* [PROBLEM]:
Reproduce the lines below word for word, starting with the line that contains "give bounding boxes" and going on through the line that contains "y-tick-label: 5 <box>47 310 56 327</box>". Leave the pictures out of your answer.

* [RECORDS SUPPLIED]:
------------------------------------------------

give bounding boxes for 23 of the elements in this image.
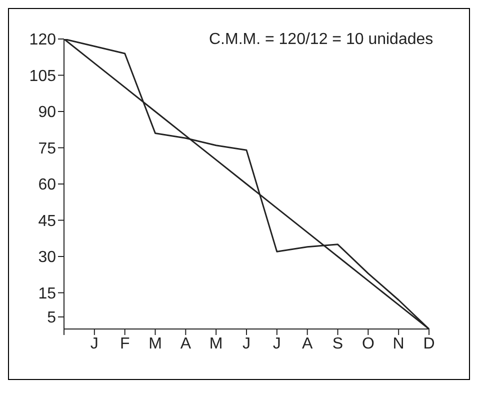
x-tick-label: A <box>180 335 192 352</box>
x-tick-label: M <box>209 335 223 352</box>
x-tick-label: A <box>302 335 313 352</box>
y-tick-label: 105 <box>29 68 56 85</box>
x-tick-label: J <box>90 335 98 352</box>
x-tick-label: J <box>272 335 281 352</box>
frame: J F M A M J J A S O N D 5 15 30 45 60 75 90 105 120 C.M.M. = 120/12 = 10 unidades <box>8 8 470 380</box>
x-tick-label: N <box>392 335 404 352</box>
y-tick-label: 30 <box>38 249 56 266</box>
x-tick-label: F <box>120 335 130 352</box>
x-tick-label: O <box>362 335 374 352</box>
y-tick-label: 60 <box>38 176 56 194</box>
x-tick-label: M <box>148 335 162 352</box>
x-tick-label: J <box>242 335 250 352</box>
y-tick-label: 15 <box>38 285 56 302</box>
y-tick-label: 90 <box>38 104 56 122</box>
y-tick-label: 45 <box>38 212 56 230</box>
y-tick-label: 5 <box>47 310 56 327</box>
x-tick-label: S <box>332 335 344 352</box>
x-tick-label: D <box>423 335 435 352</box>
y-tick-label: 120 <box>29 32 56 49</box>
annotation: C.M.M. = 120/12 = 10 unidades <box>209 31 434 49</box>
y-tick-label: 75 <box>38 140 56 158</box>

------------------------------------------------

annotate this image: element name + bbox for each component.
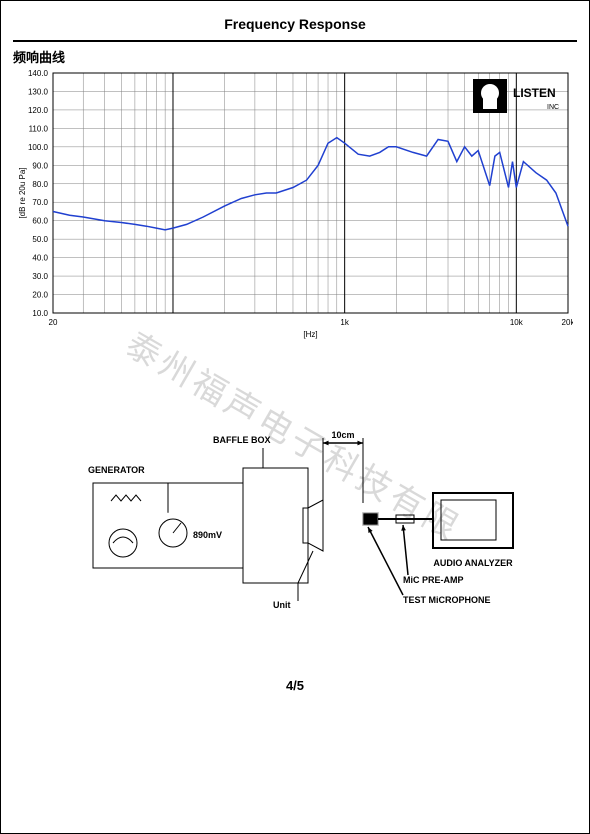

------------------------------------------------

* [WRITTEN ANSWER]:
give bounding boxes for 23 of the elements in this image.
x-tick-label: A <box>180 335 192 352</box>
x-tick-label: M <box>209 335 223 352</box>
x-tick-label: A <box>302 335 313 352</box>
y-tick-label: 105 <box>29 68 56 85</box>
x-tick-label: J <box>90 335 98 352</box>
x-tick-label: J <box>272 335 281 352</box>
frame: J F M A M J J A S O N D 5 15 30 45 60 75 90 105 120 C.M.M. = 120/12 = 10 unidades <box>8 8 470 380</box>
x-tick-label: N <box>392 335 404 352</box>
y-tick-label: 30 <box>38 249 56 266</box>
x-tick-label: F <box>120 335 130 352</box>
x-tick-label: O <box>362 335 374 352</box>
y-tick-label: 60 <box>38 176 56 194</box>
x-tick-label: M <box>148 335 162 352</box>
x-tick-label: J <box>242 335 250 352</box>
y-tick-label: 15 <box>38 285 56 302</box>
y-tick-label: 90 <box>38 104 56 122</box>
y-tick-label: 45 <box>38 212 56 230</box>
y-tick-label: 5 <box>47 310 56 327</box>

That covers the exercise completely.